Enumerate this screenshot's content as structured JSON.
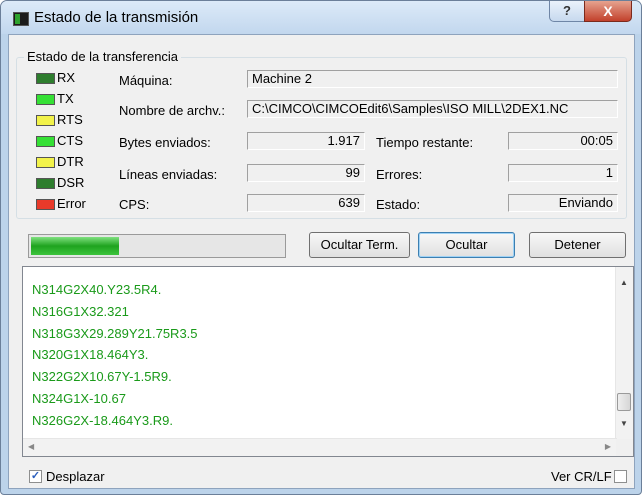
{
  "window": {
    "title": "Estado de la transmisión",
    "help_label": "?",
    "close_label": "X"
  },
  "group": {
    "title": "Estado de la transferencia"
  },
  "leds": [
    {
      "label": "RX",
      "color": "#2e7d2e"
    },
    {
      "label": "TX",
      "color": "#35e035"
    },
    {
      "label": "RTS",
      "color": "#f2f24a"
    },
    {
      "label": "CTS",
      "color": "#35e035"
    },
    {
      "label": "DTR",
      "color": "#f2f24a"
    },
    {
      "label": "DSR",
      "color": "#2e7d2e"
    },
    {
      "label": "Error",
      "color": "#e83a2a"
    }
  ],
  "fields": {
    "machine": {
      "label": "Máquina:",
      "value": "Machine 2"
    },
    "filename": {
      "label": "Nombre de archv.:",
      "value": "C:\\CIMCO\\CIMCOEdit6\\Samples\\ISO MILL\\2DEX1.NC"
    },
    "bytes": {
      "label": "Bytes enviados:",
      "value": "1.917"
    },
    "lines": {
      "label": "Líneas enviadas:",
      "value": "99"
    },
    "cps": {
      "label": "CPS:",
      "value": "639"
    },
    "time_left": {
      "label": "Tiempo restante:",
      "value": "00:05"
    },
    "errors": {
      "label": "Errores:",
      "value": "1"
    },
    "state": {
      "label": "Estado:",
      "value": "Enviando"
    }
  },
  "progress": {
    "fraction": 0.35
  },
  "buttons": {
    "hide_term": "Ocultar Term.",
    "hide": "Ocultar",
    "stop": "Detener"
  },
  "terminal": {
    "lines": [
      "N314G2X40.Y23.5R4.",
      "N316G1X32.321",
      "N318G3X29.289Y21.75R3.5",
      "N320G1X18.464Y3.",
      "N322G2X10.67Y-1.5R9.",
      "N324G1X-10.67",
      "N326G2X-18.464Y3.R9."
    ]
  },
  "scroll_checkbox": {
    "label": "Desplazar",
    "checked": true
  },
  "crlf_checkbox": {
    "label": "Ver CR/LF",
    "checked": false
  },
  "icons": [
    "app-icon",
    "help-icon",
    "close-icon"
  ]
}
• • • •
**TASK BRIEF**: Leave the pictures out and copy the rest of the data exactly.

**RESPONSE TO THIS EXERCISE**:
Enumerate this screenshot's content as structured JSON.
{
  "window": {
    "title": "Estado de la transmisión",
    "help_label": "?",
    "close_label": "X"
  },
  "group": {
    "title": "Estado de la transferencia"
  },
  "leds": [
    {
      "label": "RX",
      "color": "#2e7d2e"
    },
    {
      "label": "TX",
      "color": "#35e035"
    },
    {
      "label": "RTS",
      "color": "#f2f24a"
    },
    {
      "label": "CTS",
      "color": "#35e035"
    },
    {
      "label": "DTR",
      "color": "#f2f24a"
    },
    {
      "label": "DSR",
      "color": "#2e7d2e"
    },
    {
      "label": "Error",
      "color": "#e83a2a"
    }
  ],
  "fields": {
    "machine": {
      "label": "Máquina:",
      "value": "Machine 2"
    },
    "filename": {
      "label": "Nombre de archv.:",
      "value": "C:\\CIMCO\\CIMCOEdit6\\Samples\\ISO MILL\\2DEX1.NC"
    },
    "bytes": {
      "label": "Bytes enviados:",
      "value": "1.917"
    },
    "lines": {
      "label": "Líneas enviadas:",
      "value": "99"
    },
    "cps": {
      "label": "CPS:",
      "value": "639"
    },
    "time_left": {
      "label": "Tiempo restante:",
      "value": "00:05"
    },
    "errors": {
      "label": "Errores:",
      "value": "1"
    },
    "state": {
      "label": "Estado:",
      "value": "Enviando"
    }
  },
  "progress": {
    "fraction": 0.35
  },
  "buttons": {
    "hide_term": "Ocultar Term.",
    "hide": "Ocultar",
    "stop": "Detener"
  },
  "terminal": {
    "lines": [
      "N314G2X40.Y23.5R4.",
      "N316G1X32.321",
      "N318G3X29.289Y21.75R3.5",
      "N320G1X18.464Y3.",
      "N322G2X10.67Y-1.5R9.",
      "N324G1X-10.67",
      "N326G2X-18.464Y3.R9."
    ]
  },
  "scroll_checkbox": {
    "label": "Desplazar",
    "checked": true
  },
  "crlf_checkbox": {
    "label": "Ver CR/LF",
    "checked": false
  },
  "icons": [
    "app-icon",
    "help-icon",
    "close-icon"
  ]
}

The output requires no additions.